Task objective →
Every record that follows must be duplicated exactly, with images left out.

Records shown →
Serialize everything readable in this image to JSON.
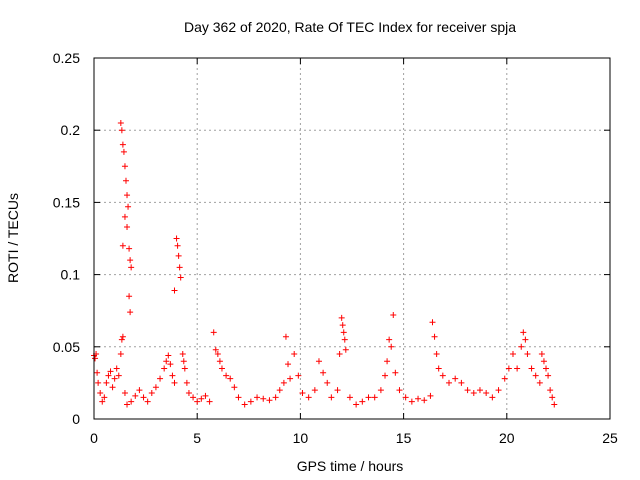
{
  "chart_data": {
    "type": "scatter",
    "title": "Day 362 of 2020, Rate Of TEC Index for receiver spja",
    "xlabel": "GPS time / hours",
    "ylabel": "ROTI / TECUs",
    "xlim": [
      0,
      25
    ],
    "ylim": [
      0,
      0.25
    ],
    "x_ticks": [
      0,
      5,
      10,
      15,
      20,
      25
    ],
    "x_tick_labels": [
      "0",
      "5",
      "10",
      "15",
      "20",
      "25"
    ],
    "y_ticks": [
      0,
      0.05,
      0.1,
      0.15,
      0.2,
      0.25
    ],
    "y_tick_labels": [
      "0",
      "0.05",
      "0.1",
      "0.15",
      "0.2",
      "0.25"
    ],
    "grid": true,
    "marker": "+",
    "color": "#ff0000",
    "series": [
      {
        "name": "ROTI",
        "points": [
          [
            0.0,
            0.044
          ],
          [
            0.05,
            0.042
          ],
          [
            0.1,
            0.045
          ],
          [
            0.15,
            0.032
          ],
          [
            0.2,
            0.025
          ],
          [
            0.3,
            0.018
          ],
          [
            0.4,
            0.012
          ],
          [
            0.5,
            0.015
          ],
          [
            0.6,
            0.025
          ],
          [
            0.7,
            0.03
          ],
          [
            0.8,
            0.033
          ],
          [
            0.9,
            0.022
          ],
          [
            1.0,
            0.028
          ],
          [
            1.1,
            0.035
          ],
          [
            1.2,
            0.03
          ],
          [
            1.3,
            0.045
          ],
          [
            1.35,
            0.055
          ],
          [
            1.4,
            0.057
          ],
          [
            1.3,
            0.205
          ],
          [
            1.35,
            0.2
          ],
          [
            1.4,
            0.19
          ],
          [
            1.45,
            0.185
          ],
          [
            1.5,
            0.175
          ],
          [
            1.55,
            0.165
          ],
          [
            1.6,
            0.155
          ],
          [
            1.65,
            0.147
          ],
          [
            1.4,
            0.12
          ],
          [
            1.5,
            0.14
          ],
          [
            1.6,
            0.133
          ],
          [
            1.7,
            0.118
          ],
          [
            1.75,
            0.11
          ],
          [
            1.8,
            0.105
          ],
          [
            1.7,
            0.085
          ],
          [
            1.75,
            0.074
          ],
          [
            1.5,
            0.018
          ],
          [
            1.6,
            0.01
          ],
          [
            1.8,
            0.012
          ],
          [
            2.0,
            0.016
          ],
          [
            2.2,
            0.02
          ],
          [
            2.4,
            0.015
          ],
          [
            2.6,
            0.012
          ],
          [
            2.8,
            0.018
          ],
          [
            3.0,
            0.022
          ],
          [
            3.2,
            0.028
          ],
          [
            3.4,
            0.035
          ],
          [
            3.5,
            0.04
          ],
          [
            3.6,
            0.044
          ],
          [
            3.7,
            0.038
          ],
          [
            3.8,
            0.03
          ],
          [
            3.9,
            0.025
          ],
          [
            3.9,
            0.089
          ],
          [
            4.0,
            0.125
          ],
          [
            4.05,
            0.12
          ],
          [
            4.1,
            0.113
          ],
          [
            4.15,
            0.105
          ],
          [
            4.2,
            0.098
          ],
          [
            4.3,
            0.045
          ],
          [
            4.35,
            0.04
          ],
          [
            4.4,
            0.035
          ],
          [
            4.5,
            0.025
          ],
          [
            4.6,
            0.018
          ],
          [
            4.8,
            0.015
          ],
          [
            5.0,
            0.012
          ],
          [
            5.2,
            0.014
          ],
          [
            5.4,
            0.016
          ],
          [
            5.6,
            0.012
          ],
          [
            5.8,
            0.06
          ],
          [
            5.9,
            0.048
          ],
          [
            6.0,
            0.045
          ],
          [
            6.1,
            0.04
          ],
          [
            6.2,
            0.035
          ],
          [
            6.4,
            0.03
          ],
          [
            6.6,
            0.028
          ],
          [
            6.8,
            0.022
          ],
          [
            7.0,
            0.015
          ],
          [
            7.3,
            0.01
          ],
          [
            7.6,
            0.012
          ],
          [
            7.9,
            0.015
          ],
          [
            8.2,
            0.014
          ],
          [
            8.5,
            0.013
          ],
          [
            8.8,
            0.015
          ],
          [
            9.0,
            0.02
          ],
          [
            9.2,
            0.025
          ],
          [
            9.3,
            0.057
          ],
          [
            9.4,
            0.038
          ],
          [
            9.5,
            0.028
          ],
          [
            9.7,
            0.045
          ],
          [
            9.9,
            0.03
          ],
          [
            10.1,
            0.018
          ],
          [
            10.4,
            0.015
          ],
          [
            10.7,
            0.02
          ],
          [
            10.9,
            0.04
          ],
          [
            11.1,
            0.032
          ],
          [
            11.3,
            0.025
          ],
          [
            11.5,
            0.015
          ],
          [
            11.8,
            0.02
          ],
          [
            11.9,
            0.045
          ],
          [
            12.0,
            0.07
          ],
          [
            12.05,
            0.065
          ],
          [
            12.1,
            0.06
          ],
          [
            12.15,
            0.055
          ],
          [
            12.2,
            0.048
          ],
          [
            12.4,
            0.015
          ],
          [
            12.7,
            0.01
          ],
          [
            13.0,
            0.012
          ],
          [
            13.3,
            0.015
          ],
          [
            13.6,
            0.015
          ],
          [
            13.9,
            0.02
          ],
          [
            14.1,
            0.03
          ],
          [
            14.2,
            0.04
          ],
          [
            14.3,
            0.055
          ],
          [
            14.4,
            0.05
          ],
          [
            14.5,
            0.072
          ],
          [
            14.6,
            0.032
          ],
          [
            14.8,
            0.02
          ],
          [
            15.1,
            0.015
          ],
          [
            15.4,
            0.012
          ],
          [
            15.7,
            0.014
          ],
          [
            16.0,
            0.013
          ],
          [
            16.3,
            0.016
          ],
          [
            16.4,
            0.067
          ],
          [
            16.5,
            0.057
          ],
          [
            16.6,
            0.045
          ],
          [
            16.7,
            0.035
          ],
          [
            16.9,
            0.03
          ],
          [
            17.2,
            0.025
          ],
          [
            17.5,
            0.028
          ],
          [
            17.8,
            0.025
          ],
          [
            18.1,
            0.02
          ],
          [
            18.4,
            0.018
          ],
          [
            18.7,
            0.02
          ],
          [
            19.0,
            0.018
          ],
          [
            19.3,
            0.015
          ],
          [
            19.6,
            0.02
          ],
          [
            19.9,
            0.028
          ],
          [
            20.1,
            0.035
          ],
          [
            20.3,
            0.045
          ],
          [
            20.5,
            0.035
          ],
          [
            20.7,
            0.05
          ],
          [
            20.8,
            0.06
          ],
          [
            20.9,
            0.055
          ],
          [
            21.0,
            0.045
          ],
          [
            21.2,
            0.035
          ],
          [
            21.4,
            0.03
          ],
          [
            21.6,
            0.025
          ],
          [
            21.7,
            0.045
          ],
          [
            21.8,
            0.04
          ],
          [
            21.9,
            0.035
          ],
          [
            22.0,
            0.03
          ],
          [
            22.1,
            0.02
          ],
          [
            22.2,
            0.015
          ],
          [
            22.3,
            0.01
          ]
        ]
      }
    ]
  }
}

Answer to this exercise →
Serialize everything readable in this image to JSON.
{
  "chart_data": {
    "type": "scatter",
    "title": "Day 362 of 2020, Rate Of TEC Index for receiver spja",
    "xlabel": "GPS time / hours",
    "ylabel": "ROTI / TECUs",
    "xlim": [
      0,
      25
    ],
    "ylim": [
      0,
      0.25
    ],
    "x_ticks": [
      0,
      5,
      10,
      15,
      20,
      25
    ],
    "x_tick_labels": [
      "0",
      "5",
      "10",
      "15",
      "20",
      "25"
    ],
    "y_ticks": [
      0,
      0.05,
      0.1,
      0.15,
      0.2,
      0.25
    ],
    "y_tick_labels": [
      "0",
      "0.05",
      "0.1",
      "0.15",
      "0.2",
      "0.25"
    ],
    "grid": true,
    "marker": "+",
    "color": "#ff0000",
    "series": [
      {
        "name": "ROTI",
        "points": [
          [
            0.0,
            0.044
          ],
          [
            0.05,
            0.042
          ],
          [
            0.1,
            0.045
          ],
          [
            0.15,
            0.032
          ],
          [
            0.2,
            0.025
          ],
          [
            0.3,
            0.018
          ],
          [
            0.4,
            0.012
          ],
          [
            0.5,
            0.015
          ],
          [
            0.6,
            0.025
          ],
          [
            0.7,
            0.03
          ],
          [
            0.8,
            0.033
          ],
          [
            0.9,
            0.022
          ],
          [
            1.0,
            0.028
          ],
          [
            1.1,
            0.035
          ],
          [
            1.2,
            0.03
          ],
          [
            1.3,
            0.045
          ],
          [
            1.35,
            0.055
          ],
          [
            1.4,
            0.057
          ],
          [
            1.3,
            0.205
          ],
          [
            1.35,
            0.2
          ],
          [
            1.4,
            0.19
          ],
          [
            1.45,
            0.185
          ],
          [
            1.5,
            0.175
          ],
          [
            1.55,
            0.165
          ],
          [
            1.6,
            0.155
          ],
          [
            1.65,
            0.147
          ],
          [
            1.4,
            0.12
          ],
          [
            1.5,
            0.14
          ],
          [
            1.6,
            0.133
          ],
          [
            1.7,
            0.118
          ],
          [
            1.75,
            0.11
          ],
          [
            1.8,
            0.105
          ],
          [
            1.7,
            0.085
          ],
          [
            1.75,
            0.074
          ],
          [
            1.5,
            0.018
          ],
          [
            1.6,
            0.01
          ],
          [
            1.8,
            0.012
          ],
          [
            2.0,
            0.016
          ],
          [
            2.2,
            0.02
          ],
          [
            2.4,
            0.015
          ],
          [
            2.6,
            0.012
          ],
          [
            2.8,
            0.018
          ],
          [
            3.0,
            0.022
          ],
          [
            3.2,
            0.028
          ],
          [
            3.4,
            0.035
          ],
          [
            3.5,
            0.04
          ],
          [
            3.6,
            0.044
          ],
          [
            3.7,
            0.038
          ],
          [
            3.8,
            0.03
          ],
          [
            3.9,
            0.025
          ],
          [
            3.9,
            0.089
          ],
          [
            4.0,
            0.125
          ],
          [
            4.05,
            0.12
          ],
          [
            4.1,
            0.113
          ],
          [
            4.15,
            0.105
          ],
          [
            4.2,
            0.098
          ],
          [
            4.3,
            0.045
          ],
          [
            4.35,
            0.04
          ],
          [
            4.4,
            0.035
          ],
          [
            4.5,
            0.025
          ],
          [
            4.6,
            0.018
          ],
          [
            4.8,
            0.015
          ],
          [
            5.0,
            0.012
          ],
          [
            5.2,
            0.014
          ],
          [
            5.4,
            0.016
          ],
          [
            5.6,
            0.012
          ],
          [
            5.8,
            0.06
          ],
          [
            5.9,
            0.048
          ],
          [
            6.0,
            0.045
          ],
          [
            6.1,
            0.04
          ],
          [
            6.2,
            0.035
          ],
          [
            6.4,
            0.03
          ],
          [
            6.6,
            0.028
          ],
          [
            6.8,
            0.022
          ],
          [
            7.0,
            0.015
          ],
          [
            7.3,
            0.01
          ],
          [
            7.6,
            0.012
          ],
          [
            7.9,
            0.015
          ],
          [
            8.2,
            0.014
          ],
          [
            8.5,
            0.013
          ],
          [
            8.8,
            0.015
          ],
          [
            9.0,
            0.02
          ],
          [
            9.2,
            0.025
          ],
          [
            9.3,
            0.057
          ],
          [
            9.4,
            0.038
          ],
          [
            9.5,
            0.028
          ],
          [
            9.7,
            0.045
          ],
          [
            9.9,
            0.03
          ],
          [
            10.1,
            0.018
          ],
          [
            10.4,
            0.015
          ],
          [
            10.7,
            0.02
          ],
          [
            10.9,
            0.04
          ],
          [
            11.1,
            0.032
          ],
          [
            11.3,
            0.025
          ],
          [
            11.5,
            0.015
          ],
          [
            11.8,
            0.02
          ],
          [
            11.9,
            0.045
          ],
          [
            12.0,
            0.07
          ],
          [
            12.05,
            0.065
          ],
          [
            12.1,
            0.06
          ],
          [
            12.15,
            0.055
          ],
          [
            12.2,
            0.048
          ],
          [
            12.4,
            0.015
          ],
          [
            12.7,
            0.01
          ],
          [
            13.0,
            0.012
          ],
          [
            13.3,
            0.015
          ],
          [
            13.6,
            0.015
          ],
          [
            13.9,
            0.02
          ],
          [
            14.1,
            0.03
          ],
          [
            14.2,
            0.04
          ],
          [
            14.3,
            0.055
          ],
          [
            14.4,
            0.05
          ],
          [
            14.5,
            0.072
          ],
          [
            14.6,
            0.032
          ],
          [
            14.8,
            0.02
          ],
          [
            15.1,
            0.015
          ],
          [
            15.4,
            0.012
          ],
          [
            15.7,
            0.014
          ],
          [
            16.0,
            0.013
          ],
          [
            16.3,
            0.016
          ],
          [
            16.4,
            0.067
          ],
          [
            16.5,
            0.057
          ],
          [
            16.6,
            0.045
          ],
          [
            16.7,
            0.035
          ],
          [
            16.9,
            0.03
          ],
          [
            17.2,
            0.025
          ],
          [
            17.5,
            0.028
          ],
          [
            17.8,
            0.025
          ],
          [
            18.1,
            0.02
          ],
          [
            18.4,
            0.018
          ],
          [
            18.7,
            0.02
          ],
          [
            19.0,
            0.018
          ],
          [
            19.3,
            0.015
          ],
          [
            19.6,
            0.02
          ],
          [
            19.9,
            0.028
          ],
          [
            20.1,
            0.035
          ],
          [
            20.3,
            0.045
          ],
          [
            20.5,
            0.035
          ],
          [
            20.7,
            0.05
          ],
          [
            20.8,
            0.06
          ],
          [
            20.9,
            0.055
          ],
          [
            21.0,
            0.045
          ],
          [
            21.2,
            0.035
          ],
          [
            21.4,
            0.03
          ],
          [
            21.6,
            0.025
          ],
          [
            21.7,
            0.045
          ],
          [
            21.8,
            0.04
          ],
          [
            21.9,
            0.035
          ],
          [
            22.0,
            0.03
          ],
          [
            22.1,
            0.02
          ],
          [
            22.2,
            0.015
          ],
          [
            22.3,
            0.01
          ]
        ]
      }
    ]
  }
}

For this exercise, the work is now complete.